Records to process:
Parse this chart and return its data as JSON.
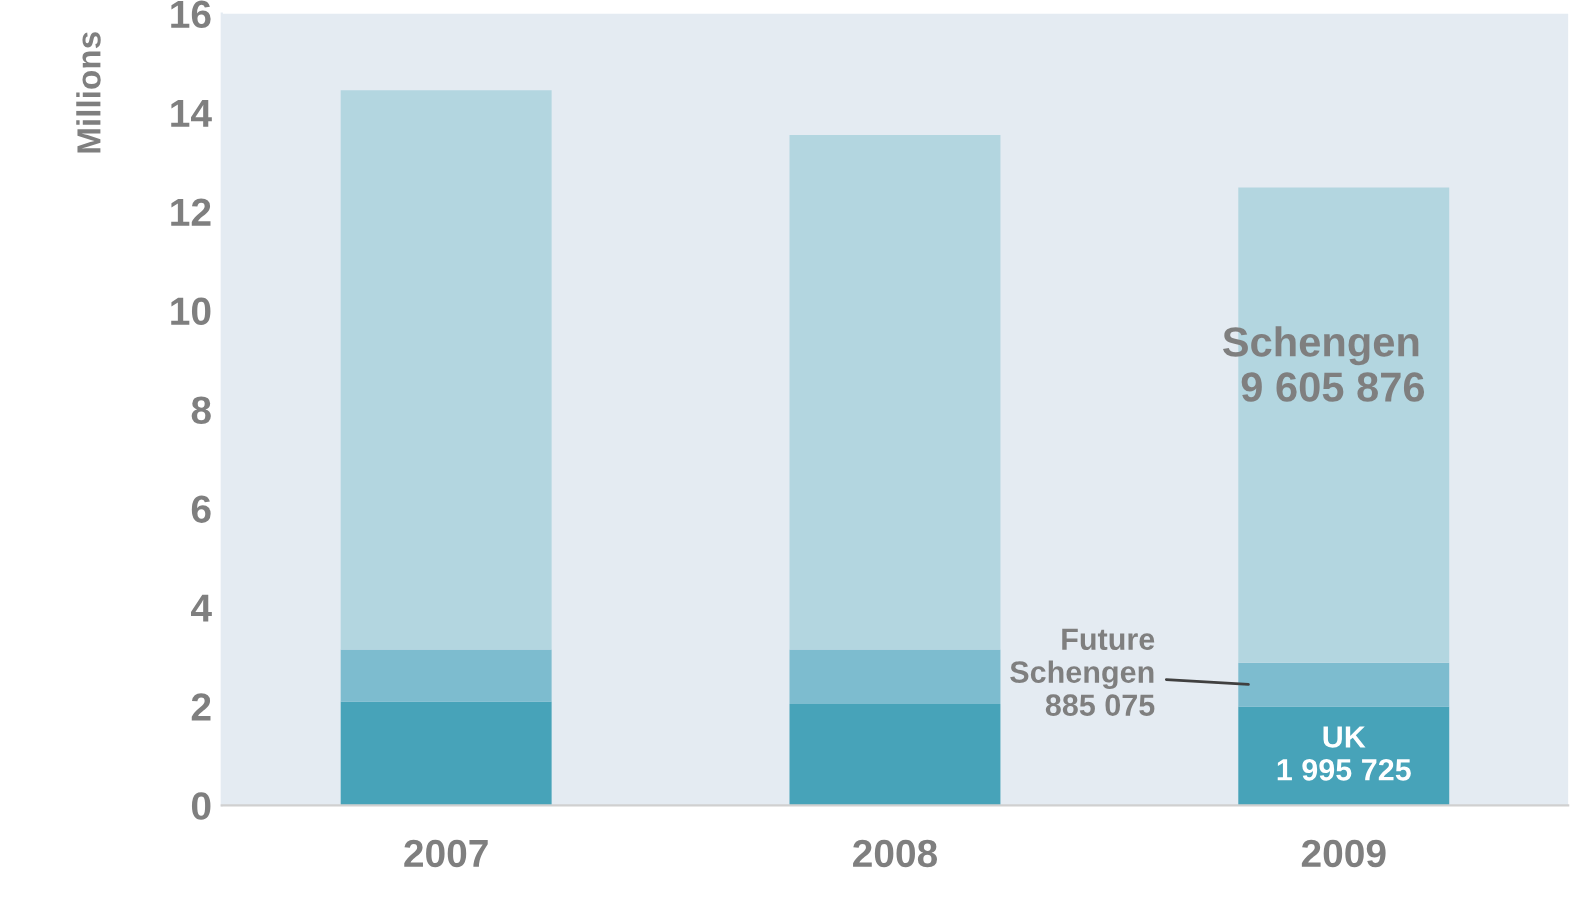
{
  "chart_data": {
    "type": "bar",
    "stacked": true,
    "categories": [
      "2007",
      "2008",
      "2009"
    ],
    "ylabel": "Millions",
    "ylim": [
      0,
      16
    ],
    "yticks": [
      0,
      2,
      4,
      6,
      8,
      10,
      12,
      14,
      16
    ],
    "grid": false,
    "legend": false,
    "series": [
      {
        "name": "UK",
        "color": "#47a3b9",
        "values": [
          2.1,
          2.05,
          1.995725
        ]
      },
      {
        "name": "Future Schengen",
        "color": "#7dbccf",
        "values": [
          1.05,
          1.1,
          0.885075
        ]
      },
      {
        "name": "Schengen",
        "color": "#b3d6e0",
        "values": [
          11.3,
          10.4,
          9.605876
        ]
      }
    ],
    "annotations": [
      "1 995 725",
      "885 075",
      "9 605 876"
    ]
  }
}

Your instructions: Repeat the preceding records precisely, and leave every picture out of the copy.

Result of this exercise:
Parse this chart and return its data as JSON.
{
  "chart_data": {
    "type": "bar",
    "stacked": true,
    "categories": [
      "2007",
      "2008",
      "2009"
    ],
    "ylabel": "Millions",
    "ylim": [
      0,
      16
    ],
    "yticks": [
      0,
      2,
      4,
      6,
      8,
      10,
      12,
      14,
      16
    ],
    "grid": false,
    "legend": false,
    "series": [
      {
        "name": "UK",
        "color": "#47a3b9",
        "values": [
          2.1,
          2.05,
          1.995725
        ]
      },
      {
        "name": "Future Schengen",
        "color": "#7dbccf",
        "values": [
          1.05,
          1.1,
          0.885075
        ]
      },
      {
        "name": "Schengen",
        "color": "#b3d6e0",
        "values": [
          11.3,
          10.4,
          9.605876
        ]
      }
    ],
    "annotations": [
      "1 995 725",
      "885 075",
      "9 605 876"
    ]
  }
}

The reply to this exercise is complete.